◆ TASK TO CARRY OUT ◆
Output the material beneath this task exactly, images excluded.

◆ TASK INPUT ◆

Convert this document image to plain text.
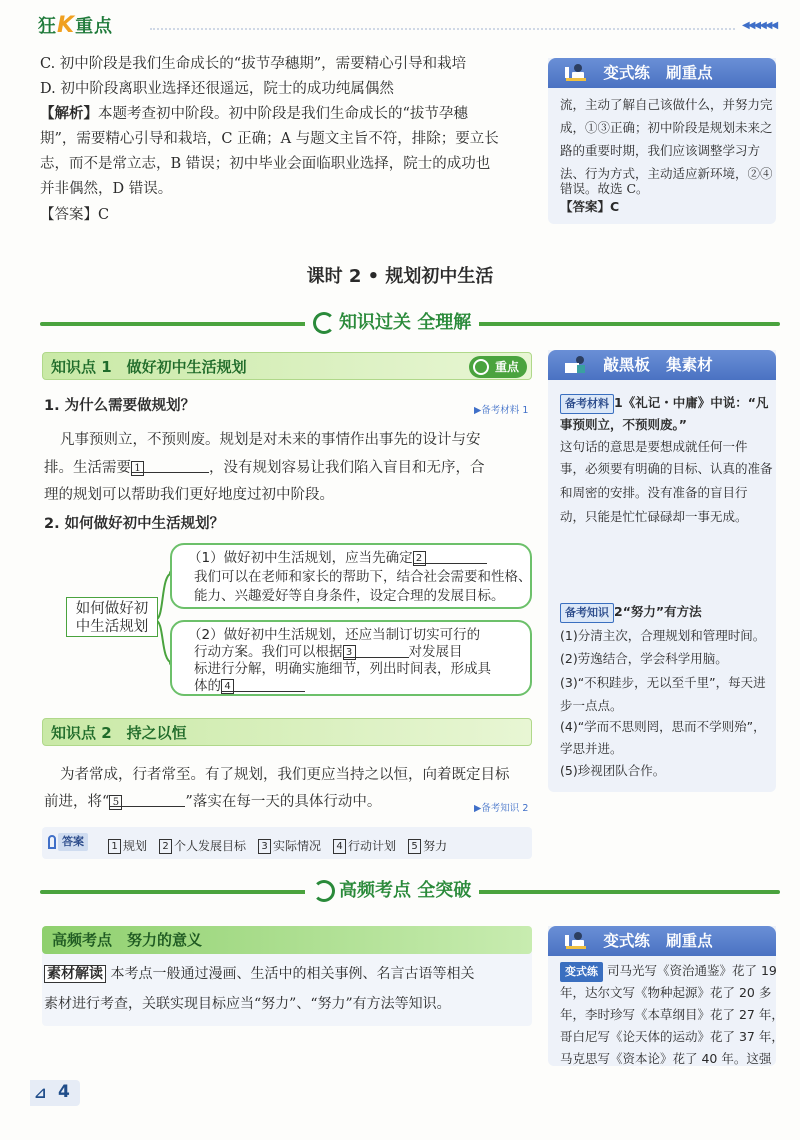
狂K重点	◀◀◀◀◀◀
C. 初中阶段是我们生命成长的“拔节孕穗期”，需要精心引导和栽培
D. 初中阶段离职业选择还很遥远，院士的成功纯属偶然
【解析】本题考查初中阶段。初中阶段是我们生命成长的“拔节孕穗
期”，需要精心引导和栽培，C 正确；A 与题文主旨不符，排除；要立长
志，而不是常立志，B 错误；初中毕业会面临职业选择，院士的成功也
并非偶然，D 错误。
【答案】C
变式练 刷重点
流，主动了解自己该做什么，并努力完
成，①③正确；初中阶段是规划未来之
路的重要时期，我们应该调整学习方
法、行为方式，主动适应新环境，②④
错误。故选 C。
【答案】C
课时 2 • 规划初中生活
知识过关 全理解
知识点 1　做好初中生活规划	重点
1. 为什么需要做规划？	▶备考材料 1
凡事预则立，不预则废。规划是对未来的事情作出事先的设计与安
排。生活需要 1	，没有规划容易让我们陷入盲目和无序，合
理的规划可以帮助我们更好地度过初中阶段。
2. 如何做好初中生活规划？
如何做好初
中生活规划
（1）做好初中生活规划，应当先确定 2
我们可以在老师和家长的帮助下，结合社会需要和性格、
能力、兴趣爱好等自身条件，设定合理的发展目标。
（2）做好初中生活规划，还应当制订切实可行的
行动方案。我们可以根据 3	对发展目
标进行分解，明确实施细节，列出时间表，形成具
体的 4
知识点 2　持之以恒
为者常成，行者常至。有了规划，我们更应当持之以恒，向着既定目标
前进，将“ 5	”落实在每一天的具体行动中。	▶备考知识 2
答案	1 规划 2 个人发展目标 3 实际情况 4 行动计划 5 努力
敲黑板 集素材
备考材料 1《礼记・中庸》中说：“凡
事预则立，不预则废。”
这句话的意思是要想成就任何一件
事，必须要有明确的目标、认真的准备
和周密的安排。没有准备的盲目行
动，只能是忙忙碌碌却一事无成。
备考知识 2“努力”有方法
(1)分清主次，合理规划和管理时间。
(2)劳逸结合，学会科学用脑。
(3)“不积跬步，无以至千里”，每天进
步一点点。
(4)“学而不思则罔，思而不学则殆”，
学思并进。
(5)珍视团队合作。
高频考点 全突破
高频考点　努力的意义
素材解读 本考点一般通过漫画、生活中的相关事例、名言古语等相关
素材进行考查，关联实现目标应当“努力”、“努力”有方法等知识。
变式练 刷重点
变式练 司马光写《资治通鉴》花了 19
年，达尔文写《物种起源》花了 20 多
年，李时珍写《本草纲目》花了 27 年，
哥白尼写《论天体的运动》花了 37 年，
马克思写《资本论》花了 40 年。这强
⊿ 4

◆ FINISHED TASK ◆
Convert this document image to plain text.
狂K重点	◀◀◀◀◀◀
C. 初中阶段是我们生命成长的“拔节孕穗期”，需要精心引导和栽培
D. 初中阶段离职业选择还很遥远，院士的成功纯属偶然
【解析】本题考查初中阶段。初中阶段是我们生命成长的“拔节孕穗
期”，需要精心引导和栽培，C 正确；A 与题文主旨不符，排除；要立长
志，而不是常立志，B 错误；初中毕业会面临职业选择，院士的成功也
并非偶然，D 错误。
【答案】C
变式练 刷重点
流，主动了解自己该做什么，并努力完
成，①③正确；初中阶段是规划未来之
路的重要时期，我们应该调整学习方
法、行为方式，主动适应新环境，②④
错误。故选 C。
【答案】C
课时 2 • 规划初中生活
知识过关 全理解
知识点 1　做好初中生活规划	重点
1. 为什么需要做规划？	▶备考材料 1
凡事预则立，不预则废。规划是对未来的事情作出事先的设计与安
排。生活需要 1	，没有规划容易让我们陷入盲目和无序，合
理的规划可以帮助我们更好地度过初中阶段。
2. 如何做好初中生活规划？
如何做好初
中生活规划
（1）做好初中生活规划，应当先确定 2
我们可以在老师和家长的帮助下，结合社会需要和性格、
能力、兴趣爱好等自身条件，设定合理的发展目标。
（2）做好初中生活规划，还应当制订切实可行的
行动方案。我们可以根据 3	对发展目
标进行分解，明确实施细节，列出时间表，形成具
体的 4
知识点 2　持之以恒
为者常成，行者常至。有了规划，我们更应当持之以恒，向着既定目标
前进，将“ 5	”落实在每一天的具体行动中。	▶备考知识 2
答案	1 规划 2 个人发展目标 3 实际情况 4 行动计划 5 努力
敲黑板 集素材
备考材料 1《礼记・中庸》中说：“凡
事预则立，不预则废。”
这句话的意思是要想成就任何一件
事，必须要有明确的目标、认真的准备
和周密的安排。没有准备的盲目行
动，只能是忙忙碌碌却一事无成。
备考知识 2“努力”有方法
(1)分清主次，合理规划和管理时间。
(2)劳逸结合，学会科学用脑。
(3)“不积跬步，无以至千里”，每天进
步一点点。
(4)“学而不思则罔，思而不学则殆”，
学思并进。
(5)珍视团队合作。
高频考点 全突破
高频考点　努力的意义
素材解读 本考点一般通过漫画、生活中的相关事例、名言古语等相关
素材进行考查，关联实现目标应当“努力”、“努力”有方法等知识。
变式练 刷重点
变式练 司马光写《资治通鉴》花了 19
年，达尔文写《物种起源》花了 20 多
年，李时珍写《本草纲目》花了 27 年，
哥白尼写《论天体的运动》花了 37 年，
马克思写《资本论》花了 40 年。这强
⊿ 4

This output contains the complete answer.